## Items listed in a dataset
┏━━

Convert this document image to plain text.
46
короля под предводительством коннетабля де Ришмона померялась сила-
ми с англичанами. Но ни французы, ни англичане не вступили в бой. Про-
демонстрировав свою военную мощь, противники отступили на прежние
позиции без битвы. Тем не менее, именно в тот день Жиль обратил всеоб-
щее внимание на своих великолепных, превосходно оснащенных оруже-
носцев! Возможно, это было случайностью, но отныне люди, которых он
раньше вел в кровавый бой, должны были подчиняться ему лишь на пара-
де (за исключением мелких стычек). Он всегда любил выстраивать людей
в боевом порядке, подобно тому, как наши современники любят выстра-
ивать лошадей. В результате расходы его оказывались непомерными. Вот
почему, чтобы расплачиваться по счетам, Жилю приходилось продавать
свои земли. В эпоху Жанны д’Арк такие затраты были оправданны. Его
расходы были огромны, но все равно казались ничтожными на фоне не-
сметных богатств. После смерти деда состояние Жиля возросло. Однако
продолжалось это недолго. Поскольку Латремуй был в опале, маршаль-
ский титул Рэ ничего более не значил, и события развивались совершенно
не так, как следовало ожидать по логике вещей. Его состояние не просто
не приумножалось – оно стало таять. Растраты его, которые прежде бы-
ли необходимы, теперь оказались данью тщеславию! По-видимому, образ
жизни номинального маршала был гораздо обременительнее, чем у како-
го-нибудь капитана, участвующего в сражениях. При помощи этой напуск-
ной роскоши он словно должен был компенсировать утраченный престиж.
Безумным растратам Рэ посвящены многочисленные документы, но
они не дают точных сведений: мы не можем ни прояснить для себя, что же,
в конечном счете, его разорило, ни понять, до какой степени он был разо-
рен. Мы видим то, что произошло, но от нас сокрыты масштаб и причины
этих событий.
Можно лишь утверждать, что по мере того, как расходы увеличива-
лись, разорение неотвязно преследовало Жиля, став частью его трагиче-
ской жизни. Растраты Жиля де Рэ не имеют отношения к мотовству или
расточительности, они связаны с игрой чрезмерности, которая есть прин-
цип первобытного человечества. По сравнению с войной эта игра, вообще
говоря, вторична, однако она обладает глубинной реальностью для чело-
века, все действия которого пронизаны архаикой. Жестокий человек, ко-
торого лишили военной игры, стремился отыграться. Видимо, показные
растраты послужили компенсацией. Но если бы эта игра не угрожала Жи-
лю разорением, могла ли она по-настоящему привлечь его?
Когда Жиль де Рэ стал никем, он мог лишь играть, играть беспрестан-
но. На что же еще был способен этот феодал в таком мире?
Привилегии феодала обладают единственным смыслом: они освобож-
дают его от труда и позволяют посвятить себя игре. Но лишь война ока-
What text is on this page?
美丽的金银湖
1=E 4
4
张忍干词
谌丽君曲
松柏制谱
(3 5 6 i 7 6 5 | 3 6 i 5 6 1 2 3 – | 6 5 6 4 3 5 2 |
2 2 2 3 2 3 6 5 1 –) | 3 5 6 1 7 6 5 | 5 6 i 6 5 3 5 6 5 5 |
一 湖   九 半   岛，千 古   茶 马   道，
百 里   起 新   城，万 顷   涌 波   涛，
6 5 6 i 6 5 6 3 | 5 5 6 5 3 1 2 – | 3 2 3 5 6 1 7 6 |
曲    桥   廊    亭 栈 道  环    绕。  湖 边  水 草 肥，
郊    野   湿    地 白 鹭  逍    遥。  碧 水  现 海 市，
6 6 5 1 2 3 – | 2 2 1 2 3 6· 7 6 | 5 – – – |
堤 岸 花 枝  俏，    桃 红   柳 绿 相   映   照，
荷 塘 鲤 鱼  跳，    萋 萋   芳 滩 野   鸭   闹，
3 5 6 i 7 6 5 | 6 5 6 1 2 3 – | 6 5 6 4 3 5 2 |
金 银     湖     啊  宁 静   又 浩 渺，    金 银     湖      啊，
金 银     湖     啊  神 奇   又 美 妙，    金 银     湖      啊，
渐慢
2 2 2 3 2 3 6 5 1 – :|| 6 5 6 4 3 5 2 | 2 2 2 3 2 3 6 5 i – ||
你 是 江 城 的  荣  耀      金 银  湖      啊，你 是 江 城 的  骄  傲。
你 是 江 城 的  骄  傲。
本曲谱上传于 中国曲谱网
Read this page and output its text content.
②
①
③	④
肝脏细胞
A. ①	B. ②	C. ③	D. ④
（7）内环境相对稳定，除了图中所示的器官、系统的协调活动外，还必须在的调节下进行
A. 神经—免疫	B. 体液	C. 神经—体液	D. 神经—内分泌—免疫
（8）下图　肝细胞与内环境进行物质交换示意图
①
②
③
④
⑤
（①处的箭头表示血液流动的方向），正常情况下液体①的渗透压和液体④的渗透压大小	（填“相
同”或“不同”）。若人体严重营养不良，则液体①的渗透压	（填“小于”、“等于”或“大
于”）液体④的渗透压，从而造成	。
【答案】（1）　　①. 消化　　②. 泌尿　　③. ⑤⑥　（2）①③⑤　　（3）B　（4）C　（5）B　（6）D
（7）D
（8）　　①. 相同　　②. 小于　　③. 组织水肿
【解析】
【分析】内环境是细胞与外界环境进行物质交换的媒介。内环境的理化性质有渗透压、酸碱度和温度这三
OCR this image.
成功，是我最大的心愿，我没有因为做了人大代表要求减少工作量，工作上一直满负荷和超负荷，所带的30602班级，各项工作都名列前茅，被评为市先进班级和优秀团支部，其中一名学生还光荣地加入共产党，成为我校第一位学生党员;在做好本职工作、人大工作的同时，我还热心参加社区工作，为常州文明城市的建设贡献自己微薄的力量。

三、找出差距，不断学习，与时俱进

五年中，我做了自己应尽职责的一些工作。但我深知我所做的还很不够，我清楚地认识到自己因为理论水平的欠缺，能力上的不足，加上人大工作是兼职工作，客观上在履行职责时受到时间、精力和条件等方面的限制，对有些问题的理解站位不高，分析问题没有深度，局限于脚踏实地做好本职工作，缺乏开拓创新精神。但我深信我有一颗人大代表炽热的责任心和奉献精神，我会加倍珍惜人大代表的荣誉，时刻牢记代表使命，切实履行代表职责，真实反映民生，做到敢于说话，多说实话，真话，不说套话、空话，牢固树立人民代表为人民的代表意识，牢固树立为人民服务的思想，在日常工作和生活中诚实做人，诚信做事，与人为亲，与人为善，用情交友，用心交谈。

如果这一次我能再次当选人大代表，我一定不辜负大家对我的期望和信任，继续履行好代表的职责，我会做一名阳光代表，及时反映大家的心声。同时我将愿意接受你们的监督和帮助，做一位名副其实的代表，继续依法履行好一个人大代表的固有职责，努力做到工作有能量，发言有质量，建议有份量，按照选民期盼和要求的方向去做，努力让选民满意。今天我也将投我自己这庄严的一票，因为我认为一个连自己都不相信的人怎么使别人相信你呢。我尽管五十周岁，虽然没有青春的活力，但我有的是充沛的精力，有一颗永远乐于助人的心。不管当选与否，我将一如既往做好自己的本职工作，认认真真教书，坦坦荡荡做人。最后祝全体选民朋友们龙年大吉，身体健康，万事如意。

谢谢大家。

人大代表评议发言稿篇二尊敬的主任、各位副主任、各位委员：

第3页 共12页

┗━━

## To be done
Go through the records and show every line with the string "image" in it.

## The completed task
Convert this document image to plain text.
OCR this image.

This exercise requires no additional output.